**Given exercise**
Identify each line holding the string "системе" and copy it.

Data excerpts
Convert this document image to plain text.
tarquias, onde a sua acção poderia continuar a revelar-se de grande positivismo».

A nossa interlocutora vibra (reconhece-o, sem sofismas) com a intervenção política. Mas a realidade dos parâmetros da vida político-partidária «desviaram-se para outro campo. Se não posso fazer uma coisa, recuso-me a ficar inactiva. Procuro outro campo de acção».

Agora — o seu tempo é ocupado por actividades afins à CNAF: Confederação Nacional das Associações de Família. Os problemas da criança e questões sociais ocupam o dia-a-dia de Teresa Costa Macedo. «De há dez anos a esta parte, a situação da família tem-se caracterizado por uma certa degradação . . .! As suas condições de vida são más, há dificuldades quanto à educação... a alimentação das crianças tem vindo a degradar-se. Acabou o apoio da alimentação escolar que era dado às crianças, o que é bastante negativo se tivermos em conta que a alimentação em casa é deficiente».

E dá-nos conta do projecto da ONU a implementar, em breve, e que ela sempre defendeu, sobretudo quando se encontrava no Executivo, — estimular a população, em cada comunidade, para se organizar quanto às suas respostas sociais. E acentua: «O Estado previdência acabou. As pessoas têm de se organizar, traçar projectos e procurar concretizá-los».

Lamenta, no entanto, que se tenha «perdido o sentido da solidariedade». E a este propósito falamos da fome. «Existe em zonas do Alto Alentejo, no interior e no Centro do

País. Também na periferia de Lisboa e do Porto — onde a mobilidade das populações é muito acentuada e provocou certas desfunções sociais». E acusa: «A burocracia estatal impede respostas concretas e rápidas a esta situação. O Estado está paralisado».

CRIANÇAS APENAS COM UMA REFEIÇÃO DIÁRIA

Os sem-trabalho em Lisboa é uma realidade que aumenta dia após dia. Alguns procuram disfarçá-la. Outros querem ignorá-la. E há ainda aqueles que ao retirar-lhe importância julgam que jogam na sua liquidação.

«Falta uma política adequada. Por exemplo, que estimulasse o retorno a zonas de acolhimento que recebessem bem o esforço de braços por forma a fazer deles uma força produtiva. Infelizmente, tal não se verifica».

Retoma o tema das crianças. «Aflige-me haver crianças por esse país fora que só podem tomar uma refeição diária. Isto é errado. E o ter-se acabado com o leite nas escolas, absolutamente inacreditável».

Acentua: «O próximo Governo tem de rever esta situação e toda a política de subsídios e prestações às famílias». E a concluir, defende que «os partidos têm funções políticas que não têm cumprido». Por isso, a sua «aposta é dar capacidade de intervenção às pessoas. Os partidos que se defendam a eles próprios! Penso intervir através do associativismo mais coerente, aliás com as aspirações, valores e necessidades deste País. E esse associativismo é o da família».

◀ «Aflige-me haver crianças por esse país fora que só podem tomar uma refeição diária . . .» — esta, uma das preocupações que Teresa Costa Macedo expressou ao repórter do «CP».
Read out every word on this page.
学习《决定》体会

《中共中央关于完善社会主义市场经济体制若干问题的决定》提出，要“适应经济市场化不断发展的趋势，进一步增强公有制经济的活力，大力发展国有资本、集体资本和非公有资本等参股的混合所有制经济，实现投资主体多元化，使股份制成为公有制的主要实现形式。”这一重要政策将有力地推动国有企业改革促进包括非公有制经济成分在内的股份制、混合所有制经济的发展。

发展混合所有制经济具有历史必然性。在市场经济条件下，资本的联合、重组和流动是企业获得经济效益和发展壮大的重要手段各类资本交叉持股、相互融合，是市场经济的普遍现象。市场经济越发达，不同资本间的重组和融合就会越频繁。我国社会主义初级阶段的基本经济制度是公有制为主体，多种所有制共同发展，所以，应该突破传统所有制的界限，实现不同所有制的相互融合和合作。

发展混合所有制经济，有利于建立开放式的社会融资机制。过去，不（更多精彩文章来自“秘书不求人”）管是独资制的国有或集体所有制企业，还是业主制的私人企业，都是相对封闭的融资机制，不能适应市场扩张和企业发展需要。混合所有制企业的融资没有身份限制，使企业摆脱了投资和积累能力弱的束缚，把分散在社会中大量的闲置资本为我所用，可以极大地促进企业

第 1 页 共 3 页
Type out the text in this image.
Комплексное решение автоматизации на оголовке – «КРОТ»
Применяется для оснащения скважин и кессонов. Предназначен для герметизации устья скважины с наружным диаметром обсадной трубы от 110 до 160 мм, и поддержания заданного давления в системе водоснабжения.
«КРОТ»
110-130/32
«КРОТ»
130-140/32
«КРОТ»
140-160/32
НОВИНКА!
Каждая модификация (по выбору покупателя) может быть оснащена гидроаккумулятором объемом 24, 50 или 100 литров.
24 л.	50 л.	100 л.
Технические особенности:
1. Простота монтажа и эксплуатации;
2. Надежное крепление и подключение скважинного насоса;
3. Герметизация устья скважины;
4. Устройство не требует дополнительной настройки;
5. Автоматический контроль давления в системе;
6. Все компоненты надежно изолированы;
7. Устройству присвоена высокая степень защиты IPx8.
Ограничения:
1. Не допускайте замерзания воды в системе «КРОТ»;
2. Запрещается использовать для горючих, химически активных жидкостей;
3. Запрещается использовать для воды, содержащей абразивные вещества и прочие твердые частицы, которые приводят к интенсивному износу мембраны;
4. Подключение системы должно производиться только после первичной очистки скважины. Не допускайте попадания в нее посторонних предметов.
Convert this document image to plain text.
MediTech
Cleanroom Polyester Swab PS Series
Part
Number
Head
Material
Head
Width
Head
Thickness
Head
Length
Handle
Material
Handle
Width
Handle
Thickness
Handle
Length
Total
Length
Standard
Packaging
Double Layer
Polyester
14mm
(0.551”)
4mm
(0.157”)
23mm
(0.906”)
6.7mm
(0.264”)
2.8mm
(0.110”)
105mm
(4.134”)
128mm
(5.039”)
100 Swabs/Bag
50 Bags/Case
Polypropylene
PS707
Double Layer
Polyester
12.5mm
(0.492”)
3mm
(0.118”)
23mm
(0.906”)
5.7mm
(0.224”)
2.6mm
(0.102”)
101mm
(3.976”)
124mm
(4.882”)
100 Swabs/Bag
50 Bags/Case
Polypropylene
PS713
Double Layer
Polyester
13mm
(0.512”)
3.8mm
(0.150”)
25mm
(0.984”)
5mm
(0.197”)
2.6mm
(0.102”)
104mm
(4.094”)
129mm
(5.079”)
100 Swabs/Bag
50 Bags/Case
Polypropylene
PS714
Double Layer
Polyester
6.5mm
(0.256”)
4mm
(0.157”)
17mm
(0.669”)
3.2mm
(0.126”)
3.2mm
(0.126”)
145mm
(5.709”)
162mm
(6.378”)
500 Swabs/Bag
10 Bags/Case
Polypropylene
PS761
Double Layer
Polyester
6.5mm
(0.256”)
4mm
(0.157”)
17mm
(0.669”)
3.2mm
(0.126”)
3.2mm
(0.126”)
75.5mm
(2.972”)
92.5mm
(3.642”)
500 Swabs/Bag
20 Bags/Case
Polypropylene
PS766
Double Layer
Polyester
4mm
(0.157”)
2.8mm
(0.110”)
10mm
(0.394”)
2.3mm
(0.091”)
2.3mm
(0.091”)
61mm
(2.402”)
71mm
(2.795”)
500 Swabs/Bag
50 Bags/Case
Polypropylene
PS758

**Finished exercise**
Применяется для оснащения скважин и кессонов. Предназначен для герметизации устья скважины с наружным диаметром обсадной трубы от 110 до 160 мм, и поддержания заданного давления в системе водоснабжения.
5. Автоматический контроль давления в системе;
1. Не допускайте замерзания воды в системе «КРОТ»;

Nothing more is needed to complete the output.